[Data excerpts]
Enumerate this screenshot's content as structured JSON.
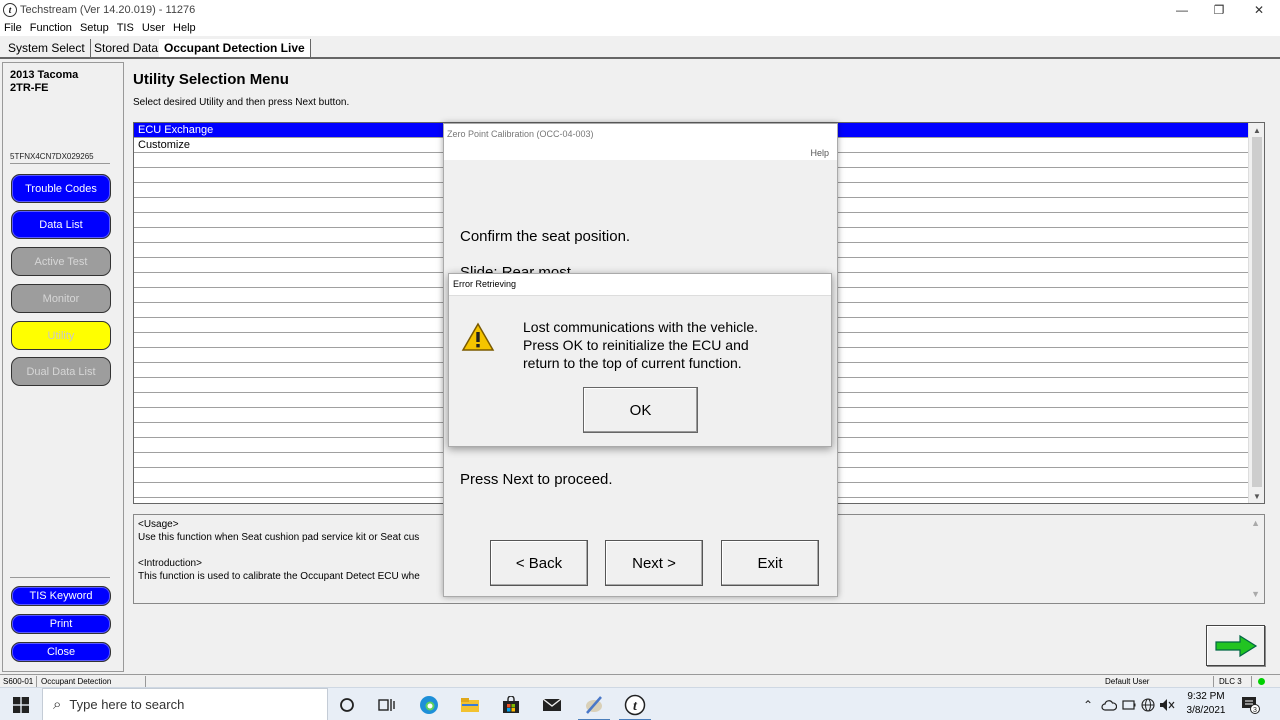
{
  "window": {
    "title": "Techstream (Ver 14.20.019) - 11276",
    "app_icon_glyph": "t",
    "controls": [
      "—",
      "❐",
      "✕"
    ]
  },
  "menu": [
    "File",
    "Function",
    "Setup",
    "TIS",
    "User",
    "Help"
  ],
  "tabs": [
    {
      "label": "System Select",
      "active": false
    },
    {
      "label": "Stored Data",
      "active": false
    },
    {
      "label": "Occupant Detection Live",
      "active": true
    }
  ],
  "vehicle": {
    "model": "2013 Tacoma",
    "engine": "2TR-FE",
    "vin": "5TFNX4CN7DX029265"
  },
  "nav": [
    {
      "label": "Trouble Codes",
      "state": "blue"
    },
    {
      "label": "Data List",
      "state": "blue"
    },
    {
      "label": "Active Test",
      "state": "grey"
    },
    {
      "label": "Monitor",
      "state": "grey"
    },
    {
      "label": "Utility",
      "state": "yellow"
    },
    {
      "label": "Dual Data List",
      "state": "grey"
    }
  ],
  "bottom_nav": [
    "TIS Keyword",
    "Print",
    "Close"
  ],
  "main": {
    "title": "Utility Selection Menu",
    "subtitle": "Select desired Utility and then press Next button.",
    "list_items": [
      "ECU Exchange",
      "Customize"
    ],
    "usage_heading": "<Usage>",
    "usage_text": "Use this function when Seat cushion pad service kit or Seat cus",
    "intro_heading": "<Introduction>",
    "intro_text": "This function is used to calibrate the Occupant Detect ECU whe"
  },
  "statusbar": {
    "code": "S600-01",
    "function": "Occupant Detection",
    "user": "Default User",
    "dlc": "DLC 3"
  },
  "calibration_dialog": {
    "title": "Zero Point Calibration (OCC-04-003)",
    "help": "Help",
    "line1": "Confirm the seat position.",
    "line2": "Slide: Rear most",
    "line3": "Press Next to proceed.",
    "back": "< Back",
    "next": "Next >",
    "exit": "Exit"
  },
  "error_dialog": {
    "title": "Error Retrieving",
    "msg1": "Lost communications with the vehicle.",
    "msg2": "Press OK to reinitialize the ECU and",
    "msg3": "return to the top of current function.",
    "ok": "OK"
  },
  "taskbar": {
    "search_placeholder": "Type here to search",
    "time": "9:32 PM",
    "date": "3/8/2021",
    "notification_count": "3"
  },
  "colors": {
    "nav_blue": "#0000ff",
    "nav_grey": "#9d9d9d",
    "nav_yellow": "#ffff00",
    "highlight": "#0000ff",
    "status_green": "#00d000"
  }
}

▶ [What the task requires]: Every record must be copied exactly, with images dropped from the result.

▶ [Task result]:
Enumerate this screenshot's content as structured JSON.
{
  "window": {
    "title": "Techstream (Ver 14.20.019) - 11276",
    "app_icon_glyph": "t",
    "controls": [
      "—",
      "❐",
      "✕"
    ]
  },
  "menu": [
    "File",
    "Function",
    "Setup",
    "TIS",
    "User",
    "Help"
  ],
  "tabs": [
    {
      "label": "System Select",
      "active": false
    },
    {
      "label": "Stored Data",
      "active": false
    },
    {
      "label": "Occupant Detection Live",
      "active": true
    }
  ],
  "vehicle": {
    "model": "2013 Tacoma",
    "engine": "2TR-FE",
    "vin": "5TFNX4CN7DX029265"
  },
  "nav": [
    {
      "label": "Trouble Codes",
      "state": "blue"
    },
    {
      "label": "Data List",
      "state": "blue"
    },
    {
      "label": "Active Test",
      "state": "grey"
    },
    {
      "label": "Monitor",
      "state": "grey"
    },
    {
      "label": "Utility",
      "state": "yellow"
    },
    {
      "label": "Dual Data List",
      "state": "grey"
    }
  ],
  "bottom_nav": [
    "TIS Keyword",
    "Print",
    "Close"
  ],
  "main": {
    "title": "Utility Selection Menu",
    "subtitle": "Select desired Utility and then press Next button.",
    "list_items": [
      "ECU Exchange",
      "Customize"
    ],
    "usage_heading": "<Usage>",
    "usage_text": "Use this function when Seat cushion pad service kit or Seat cus",
    "intro_heading": "<Introduction>",
    "intro_text": "This function is used to calibrate the Occupant Detect ECU whe"
  },
  "statusbar": {
    "code": "S600-01",
    "function": "Occupant Detection",
    "user": "Default User",
    "dlc": "DLC 3"
  },
  "calibration_dialog": {
    "title": "Zero Point Calibration (OCC-04-003)",
    "help": "Help",
    "line1": "Confirm the seat position.",
    "line2": "Slide: Rear most",
    "line3": "Press Next to proceed.",
    "back": "< Back",
    "next": "Next >",
    "exit": "Exit"
  },
  "error_dialog": {
    "title": "Error Retrieving",
    "msg1": "Lost communications with the vehicle.",
    "msg2": "Press OK to reinitialize the ECU and",
    "msg3": "return to the top of current function.",
    "ok": "OK"
  },
  "taskbar": {
    "search_placeholder": "Type here to search",
    "time": "9:32 PM",
    "date": "3/8/2021",
    "notification_count": "3"
  },
  "colors": {
    "nav_blue": "#0000ff",
    "nav_grey": "#9d9d9d",
    "nav_yellow": "#ffff00",
    "highlight": "#0000ff",
    "status_green": "#00d000"
  }
}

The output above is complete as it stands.